PROBLEM DETAILS: Collect from the data below each line with "text".

[Data records]
--- Start ---

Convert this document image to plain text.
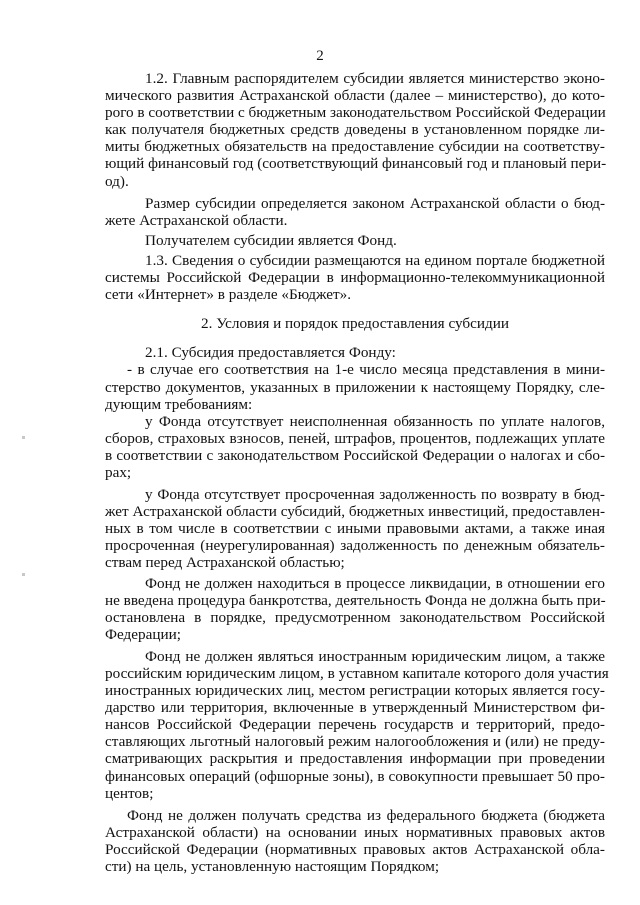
2
1.2. Главным распорядителем субсидии является министерство эконо-
мического развития Астраханской области (далее – министерство), до кото-
рого в соответствии с бюджетным законодательством Российской Федерации
как получателя бюджетных средств доведены в установленном порядке ли-
миты бюджетных обязательств на предоставление субсидии на соответству-
ющий финансовый год (соответствующий финансовый год и плановый пери-
од).
Размер субсидии определяется законом Астраханской области о бюд-
жете Астраханской области.
Получателем субсидии является Фонд.
1.3. Сведения о субсидии размещаются на едином портале бюджетной
системы Российской Федерации в информационно-телекоммуникационной
сети «Интернет» в разделе «Бюджет».
2. Условия и порядок предоставления субсидии
2.1. Субсидия предоставляется Фонду:
- в случае его соответствия на 1-е число месяца представления в мини-
стерство документов, указанных в приложении к настоящему Порядку, сле-
дующим требованиям:
у Фонда отсутствует неисполненная обязанность по уплате налогов,
сборов, страховых взносов, пеней, штрафов, процентов, подлежащих уплате
в соответствии с законодательством Российской Федерации о налогах и сбо-
рах;
у Фонда отсутствует просроченная задолженность по возврату в бюд-
жет Астраханской области субсидий, бюджетных инвестиций, предоставлен-
ных в том числе в соответствии с иными правовыми актами, а также иная
просроченная (неурегулированная) задолженность по денежным обязатель-
ствам перед Астраханской областью;
Фонд не должен находиться в процессе ликвидации, в отношении его
не введена процедура банкротства, деятельность Фонда не должна быть при-
остановлена в порядке, предусмотренном законодательством Российской
Федерации;
Фонд не должен являться иностранным юридическим лицом, а также
российским юридическим лицом, в уставном капитале которого доля участия
иностранных юридических лиц, местом регистрации которых является госу-
дарство или территория, включенные в утвержденный Министерством фи-
нансов Российской Федерации перечень государств и территорий, предо-
ставляющих льготный налоговый режим налогообложения и (или) не преду-
сматривающих раскрытия и предоставления информации при проведении
финансовых операций (офшорные зоны), в совокупности превышает 50 про-
центов;
Фонд не должен получать средства из федерального бюджета (бюджета
Астраханской области) на основании иных нормативных правовых актов
Российской Федерации (нормативных правовых актов Астраханской обла-
сти) на цель, установленную настоящим Порядком;
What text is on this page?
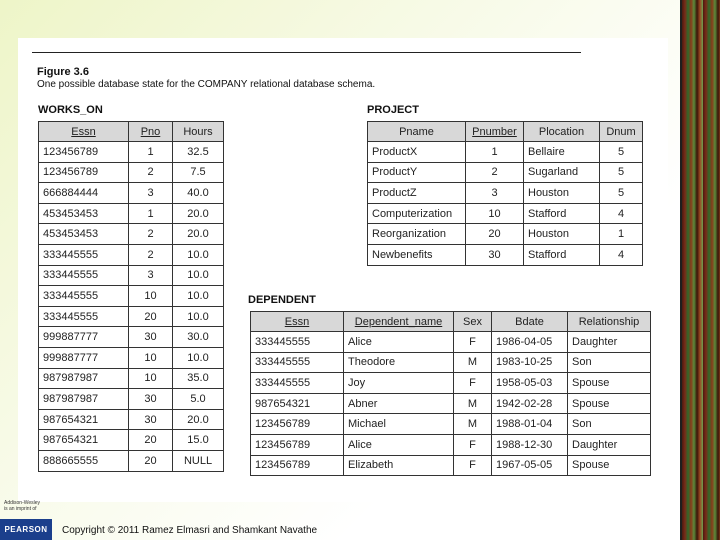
Figure 3.6
One possible database state for the COMPANY relational database schema.
WORKS_ON
Essn	Pno	Hours
123456789	1	32.5
123456789	2	7.5
666884444	3	40.0
453453453	1	20.0
453453453	2	20.0
333445555	2	10.0
333445555	3	10.0
333445555	10	10.0
333445555	20	10.0
999887777	30	30.0
999887777	10	10.0
987987987	10	35.0
987987987	30	5.0
987654321	30	20.0
987654321	20	15.0
888665555	20	NULL
PROJECT
Pname	Pnumber	Plocation	Dnum
ProductX	1	Bellaire	5
ProductY	2	Sugarland	5
ProductZ	3	Houston	5
Computerization	10	Stafford	4
Reorganization	20	Houston	1
Newbenefits	30	Stafford	4
DEPENDENT
Essn	Dependent_name	Sex	Bdate	Relationship
333445555	Alice	F	1986-04-05	Daughter
333445555	Theodore	M	1983-10-25	Son
333445555	Joy	F	1958-05-03	Spouse
987654321	Abner	M	1942-02-28	Spouse
123456789	Michael	M	1988-01-04	Son
123456789	Alice	F	1988-12-30	Daughter
123456789	Elizabeth	F	1967-05-05	Spouse
Addison-Wesley
is an imprint of
PEARSON	Copyright © 2011 Ramez Elmasri and Shamkant Navathe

--- End ---

RESPONSE TO THE EXERCISE:
Convert this document image to plain text.
What text is on this page?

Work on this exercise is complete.